## Task objective
Say how many lines of the listing below contain "Commissioners", giving the number and nothing else.

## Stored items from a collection
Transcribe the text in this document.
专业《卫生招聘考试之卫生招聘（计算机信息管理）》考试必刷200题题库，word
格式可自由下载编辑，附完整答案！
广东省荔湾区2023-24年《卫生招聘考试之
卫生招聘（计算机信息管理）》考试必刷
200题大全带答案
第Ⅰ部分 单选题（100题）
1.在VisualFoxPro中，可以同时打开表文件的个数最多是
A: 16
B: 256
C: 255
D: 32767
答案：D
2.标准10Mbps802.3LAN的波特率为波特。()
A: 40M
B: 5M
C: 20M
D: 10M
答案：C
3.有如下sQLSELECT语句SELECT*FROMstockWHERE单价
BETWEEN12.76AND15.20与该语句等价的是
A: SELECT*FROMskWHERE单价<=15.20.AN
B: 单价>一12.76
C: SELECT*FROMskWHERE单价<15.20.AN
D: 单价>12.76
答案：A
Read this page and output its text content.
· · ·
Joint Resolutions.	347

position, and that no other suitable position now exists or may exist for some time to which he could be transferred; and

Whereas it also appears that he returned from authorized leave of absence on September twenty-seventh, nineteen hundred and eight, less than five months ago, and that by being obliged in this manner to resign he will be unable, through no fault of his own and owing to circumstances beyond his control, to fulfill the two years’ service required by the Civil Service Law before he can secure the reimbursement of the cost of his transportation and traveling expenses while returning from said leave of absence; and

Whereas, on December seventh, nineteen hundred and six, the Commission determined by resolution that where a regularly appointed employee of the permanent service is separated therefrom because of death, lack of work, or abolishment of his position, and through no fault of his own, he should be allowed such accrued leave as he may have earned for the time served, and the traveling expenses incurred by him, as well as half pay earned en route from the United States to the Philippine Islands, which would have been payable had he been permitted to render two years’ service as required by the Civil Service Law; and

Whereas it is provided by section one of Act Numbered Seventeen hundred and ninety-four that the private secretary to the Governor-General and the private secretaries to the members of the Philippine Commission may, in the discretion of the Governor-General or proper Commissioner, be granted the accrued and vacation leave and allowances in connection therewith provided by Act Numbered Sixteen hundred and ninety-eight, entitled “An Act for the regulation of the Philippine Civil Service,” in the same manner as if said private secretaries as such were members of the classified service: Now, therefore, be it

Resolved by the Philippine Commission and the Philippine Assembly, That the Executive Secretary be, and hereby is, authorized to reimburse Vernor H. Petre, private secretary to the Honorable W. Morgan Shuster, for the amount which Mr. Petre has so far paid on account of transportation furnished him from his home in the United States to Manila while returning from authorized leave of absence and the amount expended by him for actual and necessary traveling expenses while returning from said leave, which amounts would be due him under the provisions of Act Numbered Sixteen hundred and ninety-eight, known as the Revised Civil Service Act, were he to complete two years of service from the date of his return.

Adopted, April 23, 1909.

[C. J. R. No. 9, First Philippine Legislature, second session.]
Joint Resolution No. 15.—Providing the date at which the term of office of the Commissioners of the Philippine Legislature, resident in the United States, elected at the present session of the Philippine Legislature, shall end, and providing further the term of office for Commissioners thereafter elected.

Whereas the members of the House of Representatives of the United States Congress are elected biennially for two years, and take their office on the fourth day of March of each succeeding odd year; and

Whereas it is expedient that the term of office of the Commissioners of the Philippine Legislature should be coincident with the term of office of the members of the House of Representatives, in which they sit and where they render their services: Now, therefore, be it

## Task response
2